## Instruction
Only lines holding the string "System" are wanted; copy each one from the material.

[Exercise input start]

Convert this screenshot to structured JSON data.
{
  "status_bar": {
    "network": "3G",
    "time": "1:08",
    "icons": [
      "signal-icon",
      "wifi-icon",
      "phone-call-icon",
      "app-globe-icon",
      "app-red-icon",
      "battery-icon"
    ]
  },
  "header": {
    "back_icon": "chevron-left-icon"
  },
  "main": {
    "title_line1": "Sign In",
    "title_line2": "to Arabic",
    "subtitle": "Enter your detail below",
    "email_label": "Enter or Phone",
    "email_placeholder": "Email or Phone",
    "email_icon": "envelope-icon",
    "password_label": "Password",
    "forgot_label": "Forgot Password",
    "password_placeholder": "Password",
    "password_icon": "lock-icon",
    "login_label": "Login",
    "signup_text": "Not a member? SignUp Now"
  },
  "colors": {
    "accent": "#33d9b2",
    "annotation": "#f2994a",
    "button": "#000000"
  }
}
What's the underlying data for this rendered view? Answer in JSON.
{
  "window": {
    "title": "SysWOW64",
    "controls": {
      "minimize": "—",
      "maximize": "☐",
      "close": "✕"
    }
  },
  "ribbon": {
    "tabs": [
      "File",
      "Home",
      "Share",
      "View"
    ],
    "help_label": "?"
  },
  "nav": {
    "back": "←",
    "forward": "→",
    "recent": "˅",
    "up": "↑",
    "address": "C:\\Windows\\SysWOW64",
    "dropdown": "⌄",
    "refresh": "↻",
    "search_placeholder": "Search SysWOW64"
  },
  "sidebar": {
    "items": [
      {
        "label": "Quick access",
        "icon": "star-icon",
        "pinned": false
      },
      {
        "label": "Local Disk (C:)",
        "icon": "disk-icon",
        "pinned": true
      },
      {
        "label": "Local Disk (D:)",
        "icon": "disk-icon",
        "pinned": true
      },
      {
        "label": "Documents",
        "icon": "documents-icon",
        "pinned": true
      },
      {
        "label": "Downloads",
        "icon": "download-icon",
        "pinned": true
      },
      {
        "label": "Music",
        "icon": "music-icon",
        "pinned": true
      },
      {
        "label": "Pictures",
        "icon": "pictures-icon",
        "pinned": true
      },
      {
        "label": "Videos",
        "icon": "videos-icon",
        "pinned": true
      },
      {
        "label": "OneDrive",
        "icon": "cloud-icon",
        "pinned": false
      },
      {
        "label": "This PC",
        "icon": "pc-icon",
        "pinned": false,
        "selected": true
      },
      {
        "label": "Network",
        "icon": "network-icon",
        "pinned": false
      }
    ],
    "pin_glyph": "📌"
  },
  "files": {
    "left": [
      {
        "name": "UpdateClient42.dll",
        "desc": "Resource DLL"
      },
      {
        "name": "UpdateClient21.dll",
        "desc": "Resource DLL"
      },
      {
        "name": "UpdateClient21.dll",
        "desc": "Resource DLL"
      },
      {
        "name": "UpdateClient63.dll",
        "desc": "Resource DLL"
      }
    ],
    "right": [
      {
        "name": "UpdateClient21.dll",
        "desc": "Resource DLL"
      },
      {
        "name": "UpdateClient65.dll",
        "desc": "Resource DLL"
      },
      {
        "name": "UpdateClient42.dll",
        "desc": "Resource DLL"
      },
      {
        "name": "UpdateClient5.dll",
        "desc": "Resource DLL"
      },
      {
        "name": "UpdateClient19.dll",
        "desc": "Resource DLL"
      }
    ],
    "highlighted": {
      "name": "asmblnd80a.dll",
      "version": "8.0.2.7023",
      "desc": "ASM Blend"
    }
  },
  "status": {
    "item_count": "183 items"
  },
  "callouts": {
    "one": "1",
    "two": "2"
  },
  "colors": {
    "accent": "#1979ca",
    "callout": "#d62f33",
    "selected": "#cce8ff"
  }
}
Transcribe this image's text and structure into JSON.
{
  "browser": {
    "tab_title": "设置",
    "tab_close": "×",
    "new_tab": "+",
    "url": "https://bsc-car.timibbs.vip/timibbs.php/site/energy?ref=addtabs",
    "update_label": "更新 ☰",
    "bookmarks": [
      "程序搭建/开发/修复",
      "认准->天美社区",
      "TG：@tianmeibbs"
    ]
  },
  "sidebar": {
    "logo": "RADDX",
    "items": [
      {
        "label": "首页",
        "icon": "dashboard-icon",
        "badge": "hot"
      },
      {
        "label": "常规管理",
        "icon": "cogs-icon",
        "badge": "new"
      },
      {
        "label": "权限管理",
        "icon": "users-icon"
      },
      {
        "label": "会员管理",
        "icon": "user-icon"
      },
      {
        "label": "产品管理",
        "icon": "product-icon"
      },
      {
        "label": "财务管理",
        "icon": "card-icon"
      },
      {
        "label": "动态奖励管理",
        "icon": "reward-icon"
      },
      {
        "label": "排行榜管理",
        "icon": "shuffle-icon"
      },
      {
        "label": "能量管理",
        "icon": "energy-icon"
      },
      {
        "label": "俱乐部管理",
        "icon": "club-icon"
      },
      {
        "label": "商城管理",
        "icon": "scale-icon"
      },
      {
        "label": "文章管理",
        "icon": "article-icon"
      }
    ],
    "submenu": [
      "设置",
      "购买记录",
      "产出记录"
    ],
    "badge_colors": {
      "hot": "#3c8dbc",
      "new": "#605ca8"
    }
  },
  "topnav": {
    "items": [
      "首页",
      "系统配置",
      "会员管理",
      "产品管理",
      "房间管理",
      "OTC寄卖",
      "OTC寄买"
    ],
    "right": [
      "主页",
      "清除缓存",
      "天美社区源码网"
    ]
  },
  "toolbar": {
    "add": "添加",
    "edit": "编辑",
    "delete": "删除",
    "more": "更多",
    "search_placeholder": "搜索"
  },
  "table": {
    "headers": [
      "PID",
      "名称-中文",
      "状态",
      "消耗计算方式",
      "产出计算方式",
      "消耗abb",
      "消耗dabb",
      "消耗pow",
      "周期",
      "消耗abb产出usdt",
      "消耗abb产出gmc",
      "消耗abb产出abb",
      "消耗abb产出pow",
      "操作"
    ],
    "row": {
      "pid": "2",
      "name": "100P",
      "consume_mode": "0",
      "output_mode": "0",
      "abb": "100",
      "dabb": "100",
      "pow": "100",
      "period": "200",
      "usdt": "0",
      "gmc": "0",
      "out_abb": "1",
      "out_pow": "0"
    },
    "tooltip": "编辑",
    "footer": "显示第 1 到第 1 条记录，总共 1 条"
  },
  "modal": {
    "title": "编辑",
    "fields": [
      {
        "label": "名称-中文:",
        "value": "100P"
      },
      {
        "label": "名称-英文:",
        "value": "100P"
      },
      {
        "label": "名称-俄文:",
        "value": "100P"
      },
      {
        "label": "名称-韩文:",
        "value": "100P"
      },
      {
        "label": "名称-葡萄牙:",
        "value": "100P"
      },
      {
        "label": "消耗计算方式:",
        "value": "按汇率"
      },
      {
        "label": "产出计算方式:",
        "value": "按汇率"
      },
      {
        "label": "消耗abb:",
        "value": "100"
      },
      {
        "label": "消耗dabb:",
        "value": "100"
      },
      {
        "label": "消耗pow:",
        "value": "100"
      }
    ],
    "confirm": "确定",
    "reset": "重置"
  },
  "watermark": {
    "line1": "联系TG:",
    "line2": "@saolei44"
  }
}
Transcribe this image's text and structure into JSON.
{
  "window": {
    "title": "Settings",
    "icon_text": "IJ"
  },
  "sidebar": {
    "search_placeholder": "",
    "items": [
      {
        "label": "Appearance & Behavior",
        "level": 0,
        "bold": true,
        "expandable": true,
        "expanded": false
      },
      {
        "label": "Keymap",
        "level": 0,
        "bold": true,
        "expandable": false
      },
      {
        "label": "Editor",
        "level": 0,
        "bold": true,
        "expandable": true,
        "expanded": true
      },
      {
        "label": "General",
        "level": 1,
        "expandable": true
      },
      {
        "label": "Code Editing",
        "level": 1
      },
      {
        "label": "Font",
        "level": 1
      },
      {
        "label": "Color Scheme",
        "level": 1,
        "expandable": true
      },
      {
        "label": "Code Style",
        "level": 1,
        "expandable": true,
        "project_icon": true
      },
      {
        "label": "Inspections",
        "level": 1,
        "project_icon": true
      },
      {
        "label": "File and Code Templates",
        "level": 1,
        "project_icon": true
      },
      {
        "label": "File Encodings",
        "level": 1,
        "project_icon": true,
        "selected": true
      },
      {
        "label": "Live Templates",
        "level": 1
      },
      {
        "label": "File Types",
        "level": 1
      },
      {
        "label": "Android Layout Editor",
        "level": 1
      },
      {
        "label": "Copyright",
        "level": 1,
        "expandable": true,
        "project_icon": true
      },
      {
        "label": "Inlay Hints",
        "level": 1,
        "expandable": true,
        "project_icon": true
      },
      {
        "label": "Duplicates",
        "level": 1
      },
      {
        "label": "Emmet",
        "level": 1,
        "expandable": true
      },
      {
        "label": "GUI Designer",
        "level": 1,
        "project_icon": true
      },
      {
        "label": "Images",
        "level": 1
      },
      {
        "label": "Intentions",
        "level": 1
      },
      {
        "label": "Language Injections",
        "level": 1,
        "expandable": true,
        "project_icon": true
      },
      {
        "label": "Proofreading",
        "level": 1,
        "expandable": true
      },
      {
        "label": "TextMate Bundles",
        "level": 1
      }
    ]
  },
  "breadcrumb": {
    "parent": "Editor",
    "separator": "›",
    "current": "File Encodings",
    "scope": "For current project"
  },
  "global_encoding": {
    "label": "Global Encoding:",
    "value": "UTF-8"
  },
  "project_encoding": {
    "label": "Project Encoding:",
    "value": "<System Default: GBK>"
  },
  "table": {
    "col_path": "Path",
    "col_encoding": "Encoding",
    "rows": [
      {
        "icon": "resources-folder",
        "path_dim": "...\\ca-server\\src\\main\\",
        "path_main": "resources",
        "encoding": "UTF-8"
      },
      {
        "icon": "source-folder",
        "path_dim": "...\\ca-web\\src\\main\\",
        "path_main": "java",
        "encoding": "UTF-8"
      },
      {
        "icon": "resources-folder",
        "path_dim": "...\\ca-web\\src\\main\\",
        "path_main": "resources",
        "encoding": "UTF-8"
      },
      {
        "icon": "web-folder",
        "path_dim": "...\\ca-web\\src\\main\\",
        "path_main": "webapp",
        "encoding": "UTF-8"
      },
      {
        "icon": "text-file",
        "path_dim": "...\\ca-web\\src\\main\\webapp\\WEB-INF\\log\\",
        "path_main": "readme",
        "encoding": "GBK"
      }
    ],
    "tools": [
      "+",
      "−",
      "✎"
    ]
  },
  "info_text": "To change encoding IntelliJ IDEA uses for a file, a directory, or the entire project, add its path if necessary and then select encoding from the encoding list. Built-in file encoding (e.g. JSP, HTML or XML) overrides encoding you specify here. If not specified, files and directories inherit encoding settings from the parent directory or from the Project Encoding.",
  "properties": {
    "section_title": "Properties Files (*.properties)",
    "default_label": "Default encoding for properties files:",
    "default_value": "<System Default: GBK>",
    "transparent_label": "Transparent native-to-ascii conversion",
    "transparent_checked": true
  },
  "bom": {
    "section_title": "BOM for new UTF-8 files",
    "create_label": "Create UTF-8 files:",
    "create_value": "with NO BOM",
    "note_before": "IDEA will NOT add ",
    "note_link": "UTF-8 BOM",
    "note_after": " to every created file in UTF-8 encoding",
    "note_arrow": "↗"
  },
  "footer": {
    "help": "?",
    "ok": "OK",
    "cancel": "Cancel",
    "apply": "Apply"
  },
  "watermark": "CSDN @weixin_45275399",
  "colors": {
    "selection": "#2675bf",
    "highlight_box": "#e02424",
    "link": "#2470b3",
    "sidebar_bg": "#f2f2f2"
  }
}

[Exercise input end]

## Response below
    "value": "<System Default: GBK>"
    "default_value": "<System Default: GBK>",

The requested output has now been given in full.